EXERCISE OBJECTIVE →
Identify each line in the records below that contains the word "MagicalPrediction", and copy it.

(Stored items from a collection)
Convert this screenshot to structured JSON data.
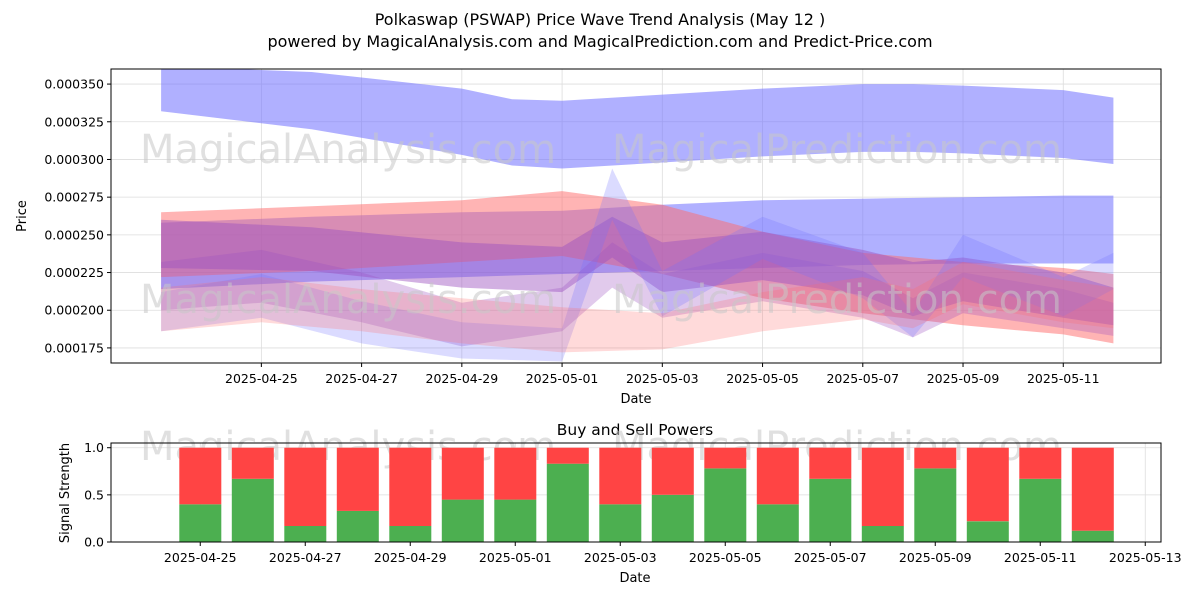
{
  "header": {
    "title": "Polkaswap (PSWAP) Price Wave Trend Analysis (May 12 )",
    "subtitle": "powered by MagicalAnalysis.com and MagicalPrediction.com and Predict-Price.com"
  },
  "watermarks": {
    "analysis": "MagicalAnalysis.com",
    "prediction": "MagicalPrediction.com"
  },
  "colors": {
    "blue_band": "#6f6fff",
    "red_band": "#ff6a6a",
    "purple_band": "#9b4fbf",
    "buy": "#4caf50",
    "sell": "#ff4444",
    "grid": "#dddddd"
  },
  "chart_data": [
    {
      "type": "area",
      "title": "",
      "xlabel": "Date",
      "ylabel": "Price",
      "ylim": [
        0.000165,
        0.00036
      ],
      "xlim": [
        "2025-04-22",
        "2025-05-12"
      ],
      "grid": true,
      "x_ticks": [
        "2025-04-25",
        "2025-04-27",
        "2025-04-29",
        "2025-05-01",
        "2025-05-03",
        "2025-05-05",
        "2025-05-07",
        "2025-05-09",
        "2025-05-11"
      ],
      "y_ticks": [
        "0.000175",
        "0.000200",
        "0.000225",
        "0.000250",
        "0.000275",
        "0.000300",
        "0.000325",
        "0.000350"
      ],
      "bands": [
        {
          "color": "blue",
          "x": [
            "2025-04-23",
            "2025-04-26",
            "2025-04-29",
            "2025-04-30",
            "2025-05-01",
            "2025-05-03",
            "2025-05-05",
            "2025-05-07",
            "2025-05-08",
            "2025-05-09",
            "2025-05-11",
            "2025-05-12"
          ],
          "upper": [
            0.000362,
            0.000358,
            0.000347,
            0.00034,
            0.000339,
            0.000343,
            0.000347,
            0.00035,
            0.00035,
            0.000349,
            0.000346,
            0.000341
          ],
          "lower": [
            0.000332,
            0.00032,
            0.000303,
            0.000296,
            0.000294,
            0.000298,
            0.000302,
            0.000305,
            0.000305,
            0.000304,
            0.000301,
            0.000297
          ]
        },
        {
          "color": "blue",
          "x": [
            "2025-04-23",
            "2025-04-26",
            "2025-04-29",
            "2025-05-01",
            "2025-05-03",
            "2025-05-05",
            "2025-05-07",
            "2025-05-09",
            "2025-05-11",
            "2025-05-12"
          ],
          "upper": [
            0.000258,
            0.000262,
            0.000265,
            0.000266,
            0.00027,
            0.000273,
            0.000274,
            0.000275,
            0.000276,
            0.000276
          ],
          "lower": [
            0.000214,
            0.000219,
            0.000222,
            0.000224,
            0.000226,
            0.000228,
            0.00023,
            0.000231,
            0.000231,
            0.000231
          ]
        },
        {
          "color": "red",
          "x": [
            "2025-04-23",
            "2025-04-26",
            "2025-04-29",
            "2025-05-01",
            "2025-05-03",
            "2025-05-05",
            "2025-05-07",
            "2025-05-09",
            "2025-05-11",
            "2025-05-12"
          ],
          "upper": [
            0.000265,
            0.000269,
            0.000273,
            0.000279,
            0.00027,
            0.000252,
            0.000238,
            0.000232,
            0.000228,
            0.000224
          ],
          "lower": [
            0.000222,
            0.000226,
            0.000232,
            0.000236,
            0.000224,
            0.000208,
            0.000198,
            0.00019,
            0.000184,
            0.000178
          ]
        },
        {
          "color": "purple",
          "x": [
            "2025-04-23",
            "2025-04-26",
            "2025-04-29",
            "2025-05-01",
            "2025-05-02",
            "2025-05-03",
            "2025-05-05",
            "2025-05-07",
            "2025-05-08",
            "2025-05-09",
            "2025-05-11",
            "2025-05-12"
          ],
          "upper": [
            0.00026,
            0.000255,
            0.000245,
            0.000242,
            0.000262,
            0.000245,
            0.000252,
            0.00024,
            0.000232,
            0.000235,
            0.000225,
            0.000215
          ],
          "lower": [
            0.000228,
            0.000226,
            0.000215,
            0.000212,
            0.000235,
            0.000212,
            0.00022,
            0.00021,
            0.000196,
            0.000206,
            0.000195,
            0.00019
          ]
        },
        {
          "color": "purple",
          "x": [
            "2025-04-23",
            "2025-04-25",
            "2025-04-27",
            "2025-04-29",
            "2025-05-01",
            "2025-05-02",
            "2025-05-03",
            "2025-05-05",
            "2025-05-07",
            "2025-05-08",
            "2025-05-09",
            "2025-05-11",
            "2025-05-12"
          ],
          "upper": [
            0.000232,
            0.00024,
            0.000225,
            0.000205,
            0.000215,
            0.000245,
            0.000224,
            0.000238,
            0.000226,
            0.000208,
            0.000225,
            0.000214,
            0.000205
          ],
          "lower": [
            0.0002,
            0.000205,
            0.000192,
            0.000176,
            0.000186,
            0.000215,
            0.000195,
            0.000206,
            0.000195,
            0.000182,
            0.000198,
            0.000188,
            0.000183
          ]
        },
        {
          "color": "blue",
          "x": [
            "2025-04-23",
            "2025-04-25",
            "2025-04-27",
            "2025-04-29",
            "2025-05-01",
            "2025-05-02",
            "2025-05-03",
            "2025-05-05",
            "2025-05-07",
            "2025-05-08",
            "2025-05-09",
            "2025-05-11",
            "2025-05-12"
          ],
          "upper": [
            0.000212,
            0.000224,
            0.000206,
            0.000192,
            0.000188,
            0.000294,
            0.000226,
            0.000262,
            0.000238,
            0.000198,
            0.00025,
            0.000222,
            0.000238
          ],
          "lower": [
            0.000186,
            0.000195,
            0.000178,
            0.000168,
            0.000166,
            0.00026,
            0.000196,
            0.000234,
            0.000208,
            0.000182,
            0.000222,
            0.000196,
            0.000214
          ]
        },
        {
          "color": "red",
          "x": [
            "2025-04-23",
            "2025-04-25",
            "2025-04-27",
            "2025-04-29",
            "2025-05-01",
            "2025-05-03",
            "2025-05-05",
            "2025-05-07",
            "2025-05-08",
            "2025-05-09",
            "2025-05-11",
            "2025-05-12"
          ],
          "upper": [
            0.000215,
            0.000222,
            0.000214,
            0.000208,
            0.000202,
            0.000198,
            0.000212,
            0.000222,
            0.000214,
            0.000232,
            0.00022,
            0.000215
          ],
          "lower": [
            0.000186,
            0.000192,
            0.000186,
            0.000178,
            0.000172,
            0.000174,
            0.000186,
            0.000194,
            0.000188,
            0.000204,
            0.000192,
            0.000188
          ]
        }
      ]
    },
    {
      "type": "bar",
      "title": "Buy and Sell Powers",
      "xlabel": "Date",
      "ylabel": "Signal Strength",
      "ylim": [
        0,
        1.05
      ],
      "xlim": [
        "2025-04-23.3",
        "2025-05-13.3"
      ],
      "grid": true,
      "x_ticks": [
        "2025-04-25",
        "2025-04-27",
        "2025-04-29",
        "2025-05-01",
        "2025-05-03",
        "2025-05-05",
        "2025-05-07",
        "2025-05-09",
        "2025-05-11",
        "2025-05-13"
      ],
      "y_ticks": [
        "0.0",
        "0.5",
        "1.0"
      ],
      "categories": [
        "2025-04-25",
        "2025-04-26",
        "2025-04-27",
        "2025-04-28",
        "2025-04-29",
        "2025-04-30",
        "2025-05-01",
        "2025-05-02",
        "2025-05-03",
        "2025-05-04",
        "2025-05-05",
        "2025-05-06",
        "2025-05-07",
        "2025-05-08",
        "2025-05-09",
        "2025-05-10",
        "2025-05-11",
        "2025-05-12"
      ],
      "series": [
        {
          "name": "Buy",
          "values": [
            0.4,
            0.67,
            0.17,
            0.33,
            0.17,
            0.45,
            0.45,
            0.83,
            0.4,
            0.5,
            0.78,
            0.4,
            0.67,
            0.17,
            0.78,
            0.22,
            0.67,
            0.12
          ]
        },
        {
          "name": "Sell",
          "values": [
            0.6,
            0.33,
            0.83,
            0.67,
            0.83,
            0.55,
            0.55,
            0.17,
            0.6,
            0.5,
            0.22,
            0.6,
            0.33,
            0.83,
            0.22,
            0.78,
            0.33,
            0.88
          ]
        }
      ]
    }
  ]
}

OUTPUT FOR THIS EXERCISE →
    "subtitle": "powered by MagicalAnalysis.com and MagicalPrediction.com and Predict-Price.com"
    "prediction": "MagicalPrediction.com"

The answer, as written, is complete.